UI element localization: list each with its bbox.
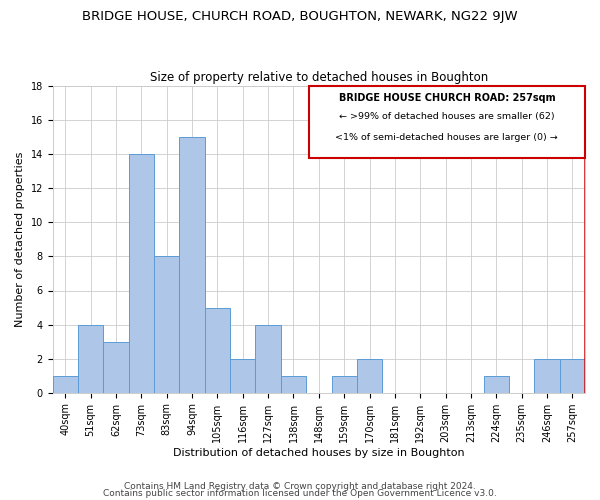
Text: BRIDGE HOUSE CHURCH ROAD: 257sqm: BRIDGE HOUSE CHURCH ROAD: 257sqm (338, 93, 555, 103)
Bar (205, 308, 230, 392)
Text: BRIDGE HOUSE, CHURCH ROAD, BOUGHTON, NEWARK, NG22 9JW: BRIDGE HOUSE, CHURCH ROAD, BOUGHTON, NEW… (82, 10, 518, 23)
Bar (256, 324, 281, 392)
FancyBboxPatch shape (308, 86, 585, 158)
Bar (78, 324, 103, 392)
Bar (179, 137, 205, 392)
Text: <1% of semi-detached houses are larger (0) →: <1% of semi-detached houses are larger (… (335, 132, 558, 141)
Bar (129, 154, 154, 392)
Bar (332, 376, 357, 392)
Bar (53, 376, 78, 392)
Bar (560, 358, 585, 392)
Bar (357, 358, 382, 392)
X-axis label: Distribution of detached houses by size in Boughton: Distribution of detached houses by size … (173, 448, 464, 458)
Bar (103, 342, 129, 392)
Y-axis label: Number of detached properties: Number of detached properties (15, 152, 25, 327)
Text: ← >99% of detached houses are smaller (62): ← >99% of detached houses are smaller (6… (339, 112, 554, 121)
Bar (281, 376, 306, 392)
Bar (154, 256, 179, 392)
Bar (230, 358, 256, 392)
Bar (535, 358, 560, 392)
Text: Contains public sector information licensed under the Open Government Licence v3: Contains public sector information licen… (103, 489, 497, 498)
Text: Contains HM Land Registry data © Crown copyright and database right 2024.: Contains HM Land Registry data © Crown c… (124, 482, 476, 491)
Bar (484, 376, 509, 392)
Title: Size of property relative to detached houses in Boughton: Size of property relative to detached ho… (150, 70, 488, 84)
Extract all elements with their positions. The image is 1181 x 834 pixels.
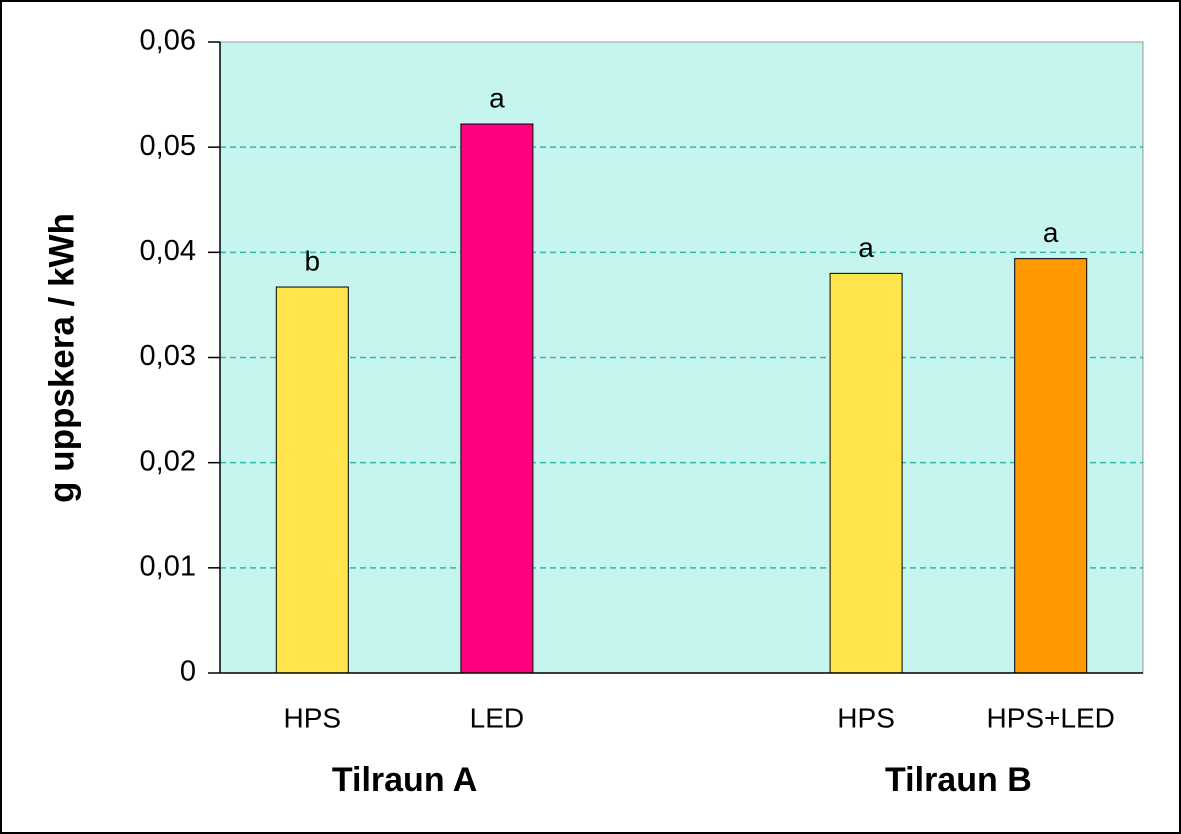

- - - -

Directions for this task: Write out the records again with every "Bar" switched to "Column" and nothing else changed. Leave out the pictures.

Output below:
UI element localization: list each with its bbox.
Text: BRIDGE HOUSE CHURCH ROAD: 257sqm: BRIDGE HOUSE CHURCH ROAD: 257sqm (338, 93, 555, 103)
Column (205, 308, 230, 392)
Text: BRIDGE HOUSE, CHURCH ROAD, BOUGHTON, NEWARK, NG22 9JW: BRIDGE HOUSE, CHURCH ROAD, BOUGHTON, NEW… (82, 10, 518, 23)
Column (256, 324, 281, 392)
FancyBboxPatch shape (308, 86, 585, 158)
Column (78, 324, 103, 392)
Column (179, 137, 205, 392)
Text: <1% of semi-detached houses are larger (0) →: <1% of semi-detached houses are larger (… (335, 132, 558, 141)
Column (129, 154, 154, 392)
Column (332, 376, 357, 392)
Column (53, 376, 78, 392)
Column (560, 358, 585, 392)
Column (357, 358, 382, 392)
X-axis label: Distribution of detached houses by size in Boughton: Distribution of detached houses by size … (173, 448, 464, 458)
Column (103, 342, 129, 392)
Y-axis label: Number of detached properties: Number of detached properties (15, 152, 25, 327)
Text: ← >99% of detached houses are smaller (62): ← >99% of detached houses are smaller (6… (339, 112, 554, 121)
Column (281, 376, 306, 392)
Column (154, 256, 179, 392)
Column (230, 358, 256, 392)
Column (535, 358, 560, 392)
Text: Contains public sector information licensed under the Open Government Licence v3: Contains public sector information licen… (103, 489, 497, 498)
Text: Contains HM Land Registry data © Crown copyright and database right 2024.: Contains HM Land Registry data © Crown c… (124, 482, 476, 491)
Column (484, 376, 509, 392)
Title: Size of property relative to detached houses in Boughton: Size of property relative to detached ho… (150, 70, 488, 84)
Extract all elements with their positions. The image is 1181 x 834 pixels.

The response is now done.